━━━━━ Exercise input
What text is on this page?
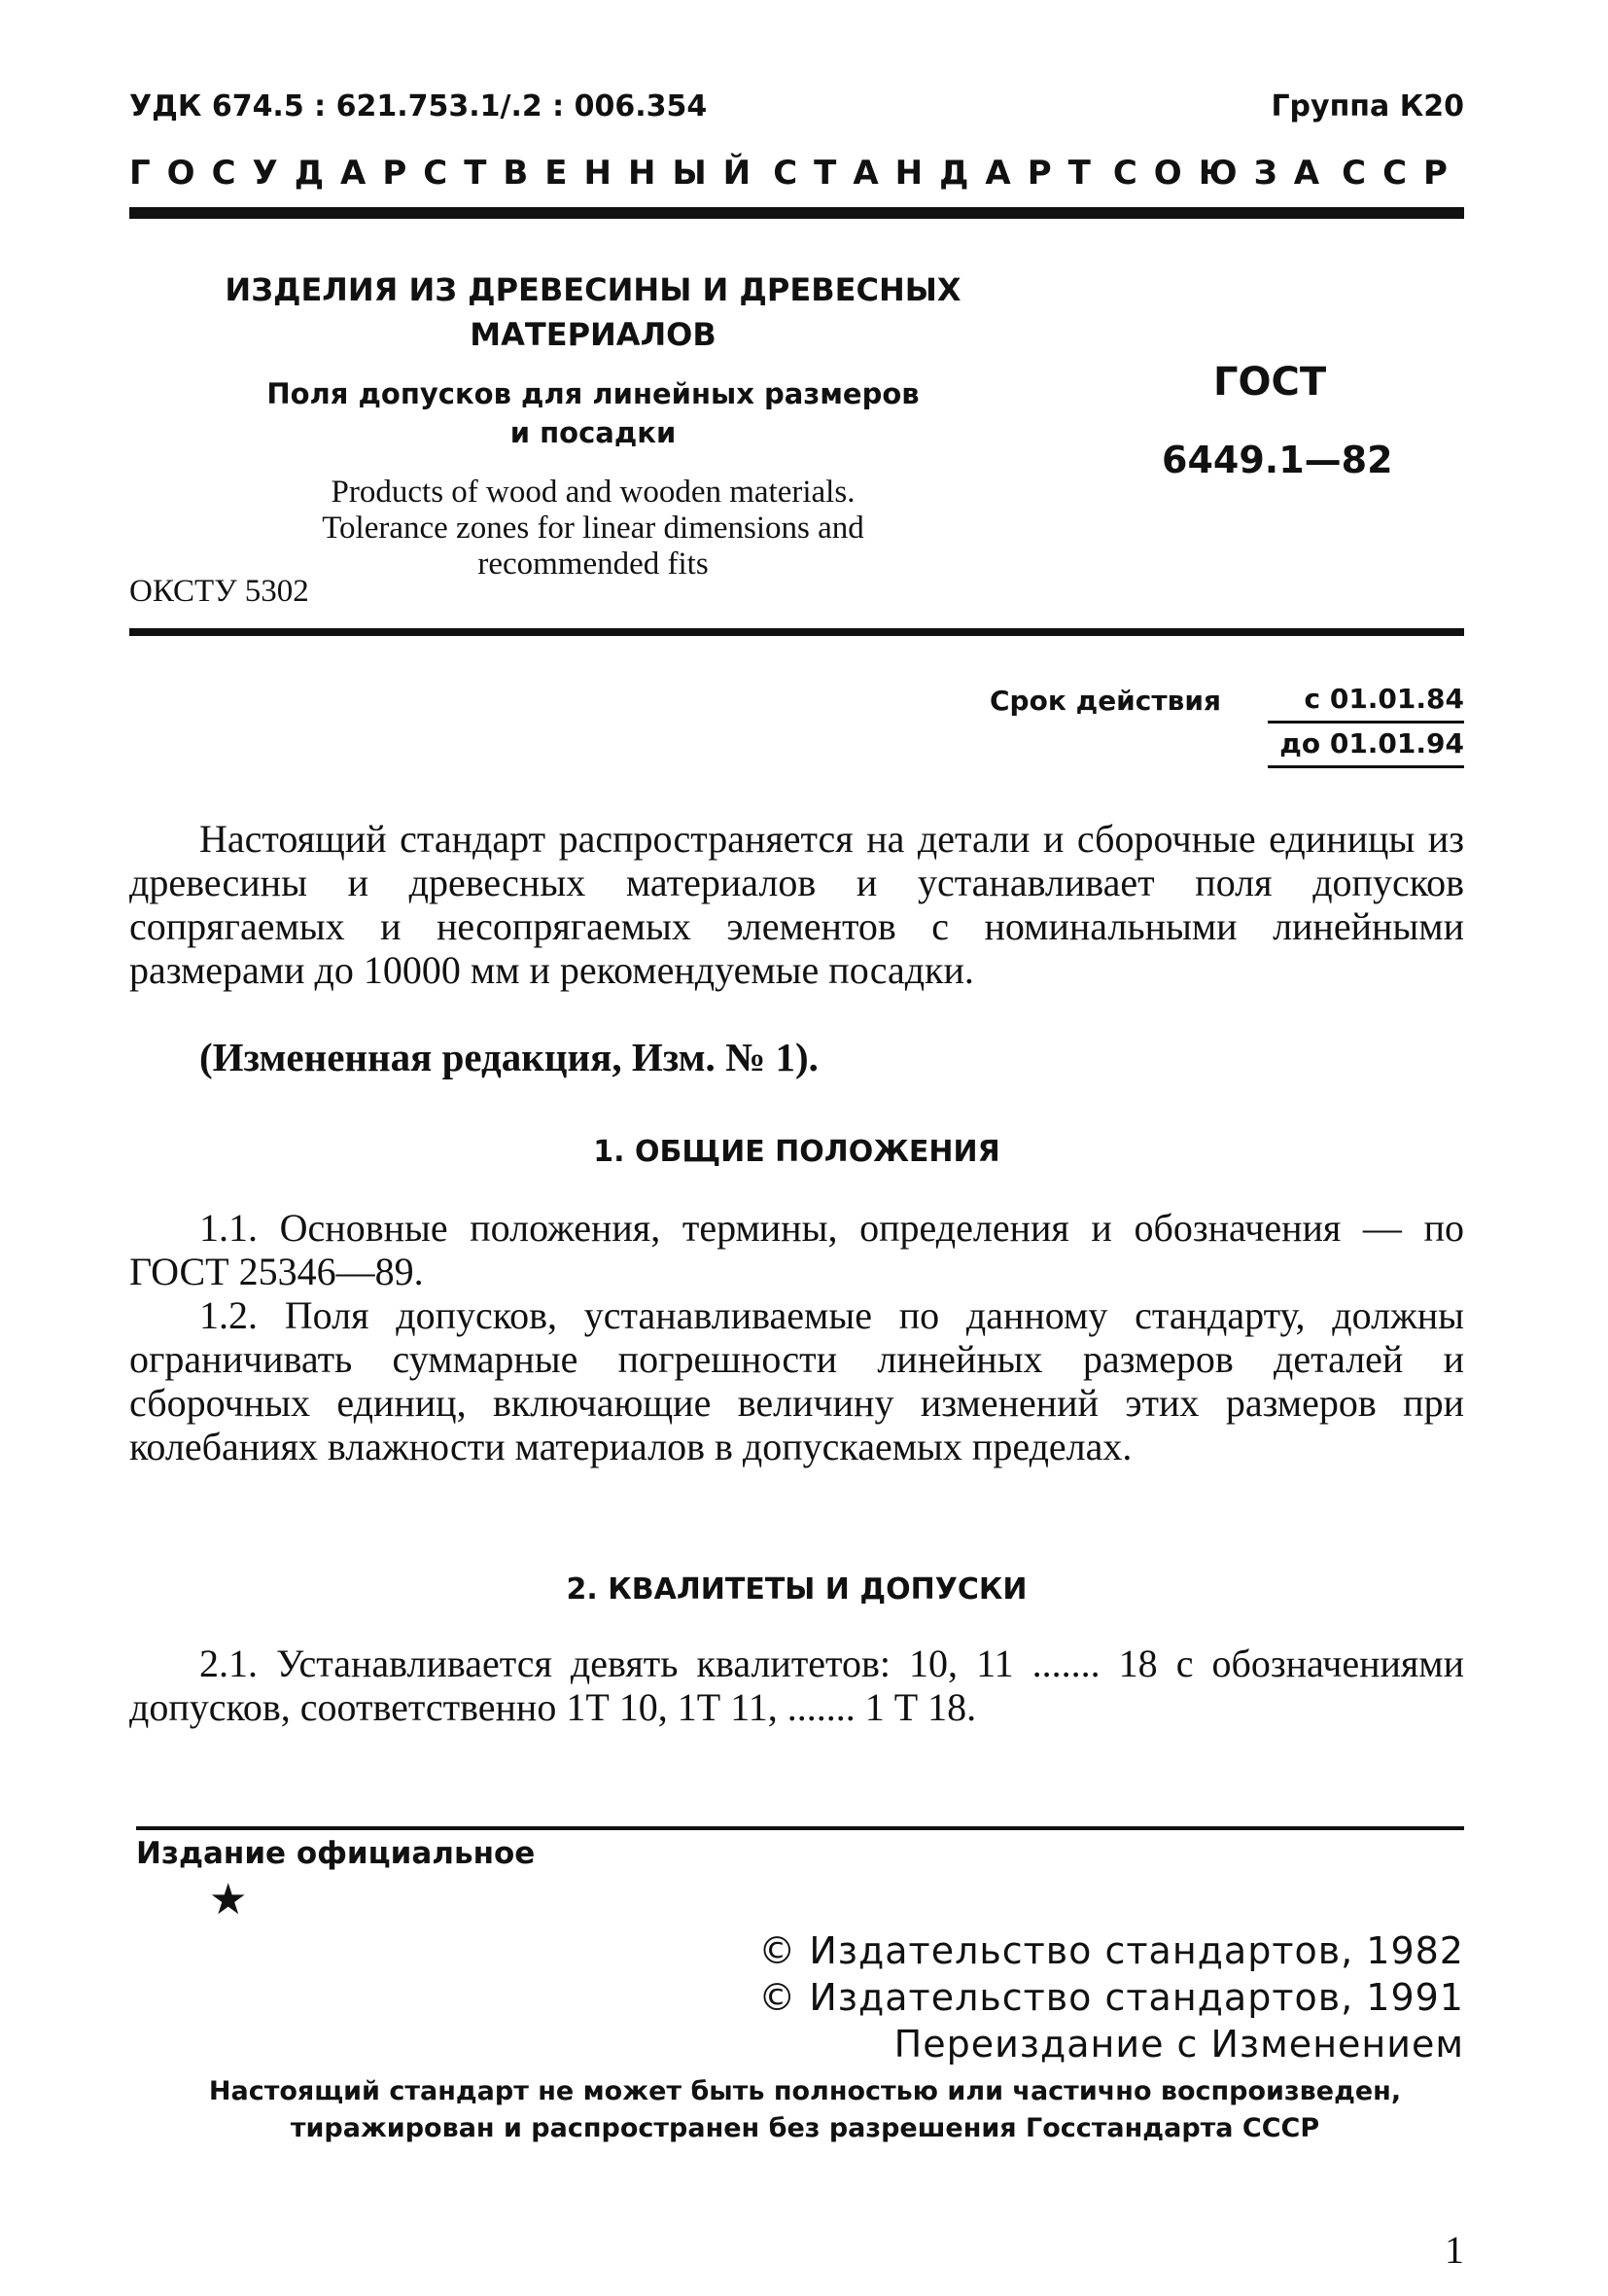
УДК 674.5 : 621.753.1/.2 : 006.354	Группа К20
ГОСУДАРСТВЕННЫЙ СТАНДАРТ СОЮЗА ССР
ИЗДЕЛИЯ ИЗ ДРЕВЕСИНЫ И ДРЕВЕСНЫХ
МАТЕРИАЛОВ
Поля допусков для линейных размеров
и посадки
Products of wood and wooden materials.
Tolerance zones for linear dimensions and
recommended fits
ОКСТУ 5302
ГОСТ
6449.1—82
Срок действия	с 01.01.84
до 01.01.94
Настоящий стандарт распространяется на детали и сборочные единицы из древесины и древесных материалов и устанавливает поля допусков сопрягаемых и несопрягаемых элементов с номинальными линейными размерами до 10000 мм и рекомендуемые посадки.
(Измененная редакция, Изм. № 1).
1. ОБЩИЕ ПОЛОЖЕНИЯ
1.1. Основные положения, термины, определения и обозначения — по ГОСТ 25346—89.
1.2. Поля допусков, устанавливаемые по данному стандарту, должны ограничивать суммарные погрешности линейных размеров деталей и сборочных единиц, включающие величину изменений этих размеров при колебаниях влажности материалов в допускаемых пределах.
2. КВАЛИТЕТЫ И ДОПУСКИ
2.1. Устанавливается девять квалитетов: 10, 11 ....... 18 с обозначениями допусков, соответственно 1Т 10, 1Т 11, ....... 1 Т 18.
Издание официальное
★
© Издательство стандартов, 1982
© Издательство стандартов, 1991
Переиздание с Изменением
Настоящий стандарт не может быть полностью или частично воспроизведен,
тиражирован и распространен без разрешения Госстандарта СССР
1
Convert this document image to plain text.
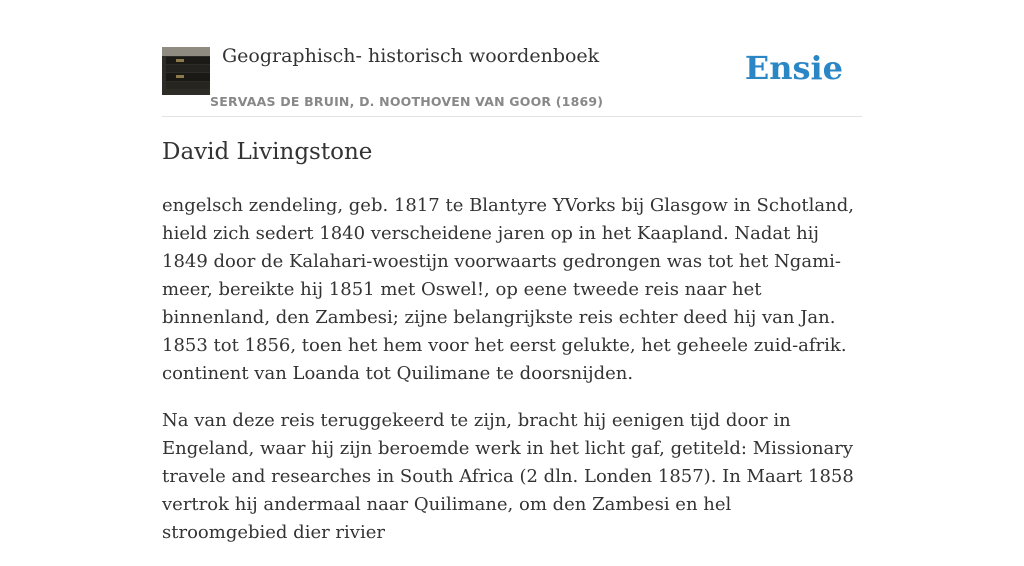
Geographisch- historisch woordenboek
SERVAAS DE BRUIN, D. NOOTHOVEN VAN GOOR (1869)
Ensie
David Livingstone

engelsch zendeling, geb. 1817 te Blantyre YVorks bij Glasgow in Schotland, hield zich sedert 1840 verscheidene jaren op in het Kaapland. Nadat hij 1849 door de Kalahari-woestijn voorwaarts gedrongen was tot het Ngami-meer, bereikte hij 1851 met Oswel!, op eene tweede reis naar het binnenland, den Zambesi; zijne belangrijkste reis echter deed hij van Jan. 1853 tot 1856, toen het hem voor het eerst gelukte, het geheele zuid-afrik. continent van Loanda tot Quilimane te doorsnijden.

Na van deze reis teruggekeerd te zijn, bracht hij eenigen tijd door in Engeland, waar hij zijn beroemde werk in het licht gaf, getiteld: Missionary travele and researches in South Africa (2 dln. Londen 1857). In Maart 1858 vertrok hij andermaal naar Quilimane, om den Zambesi en hel stroomgebied dier rivier
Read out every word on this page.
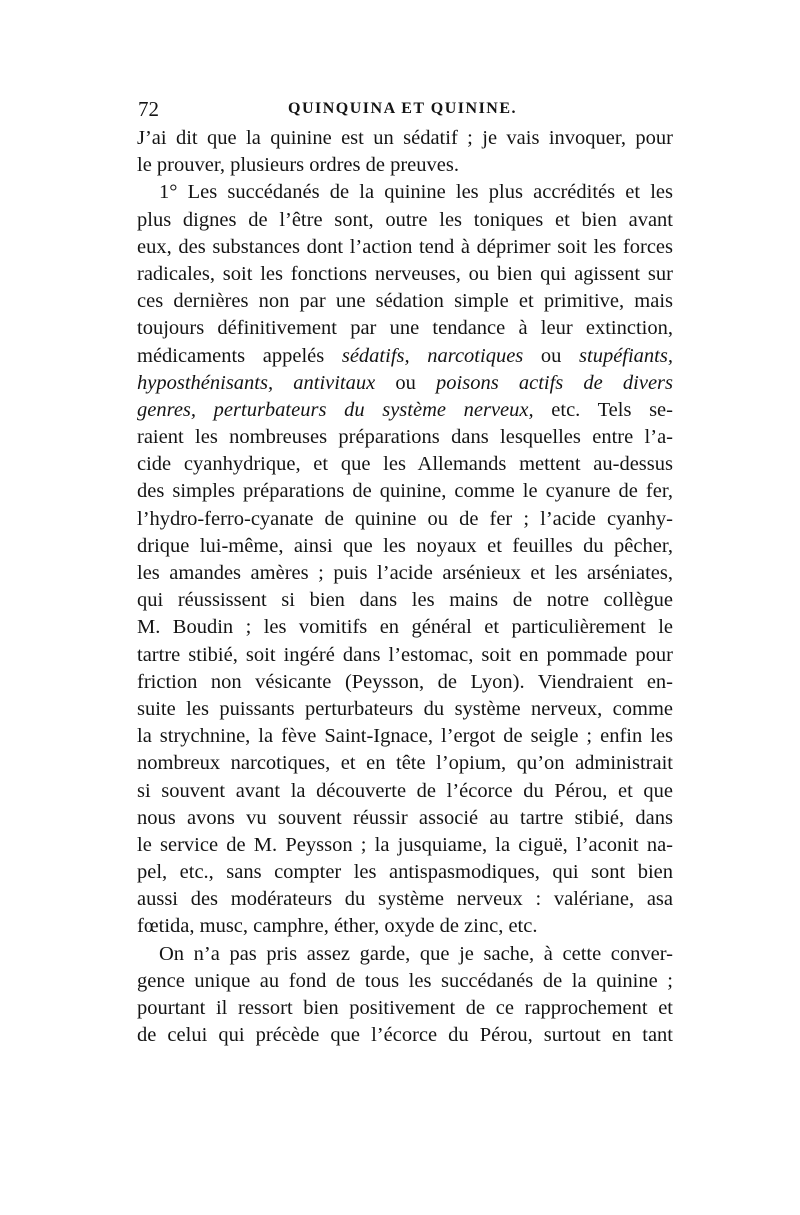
72	QUINQUINA ET QUININE.
J’ai dit que la quinine est un sédatif ; je vais invoquer, pour
le prouver, plusieurs ordres de preuves.
1° Les succédanés de la quinine les plus accrédités et les
plus dignes de l’être sont, outre les toniques et bien avant
eux, des substances dont l’action tend à déprimer soit les forces
radicales, soit les fonctions nerveuses, ou bien qui agissent sur
ces dernières non par une sédation simple et primitive, mais
toujours définitivement par une tendance à leur extinction,
médicaments appelés sédatifs, narcotiques ou stupéfiants,
hyposthénisants, antivitaux ou poisons actifs de divers
genres, perturbateurs du système nerveux, etc. Tels se-
raient les nombreuses préparations dans lesquelles entre l’a-
cide cyanhydrique, et que les Allemands mettent au-dessus
des simples préparations de quinine, comme le cyanure de fer,
l’hydro-ferro-cyanate de quinine ou de fer ; l’acide cyanhy-
drique lui-même, ainsi que les noyaux et feuilles du pêcher,
les amandes amères ; puis l’acide arsénieux et les arséniates,
qui réussissent si bien dans les mains de notre collègue
M. Boudin ; les vomitifs en général et particulièrement le
tartre stibié, soit ingéré dans l’estomac, soit en pommade pour
friction non vésicante (Peysson, de Lyon). Viendraient en-
suite les puissants perturbateurs du système nerveux, comme
la strychnine, la fève Saint-Ignace, l’ergot de seigle ; enfin les
nombreux narcotiques, et en tête l’opium, qu’on administrait
si souvent avant la découverte de l’écorce du Pérou, et que
nous avons vu souvent réussir associé au tartre stibié, dans
le service de M. Peysson ; la jusquiame, la ciguë, l’aconit na-
pel, etc., sans compter les antispasmodiques, qui sont bien
aussi des modérateurs du système nerveux : valériane, asa
fœtida, musc, camphre, éther, oxyde de zinc, etc.
On n’a pas pris assez garde, que je sache, à cette conver-
gence unique au fond de tous les succédanés de la quinine ;
pourtant il ressort bien positivement de ce rapprochement et
de celui qui précède que l’écorce du Pérou, surtout en tant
━━━━━━━━━━
Exercise. State the number of lines in the data that include the string "stibié", and add nothing else.

Answer to the exercise. 2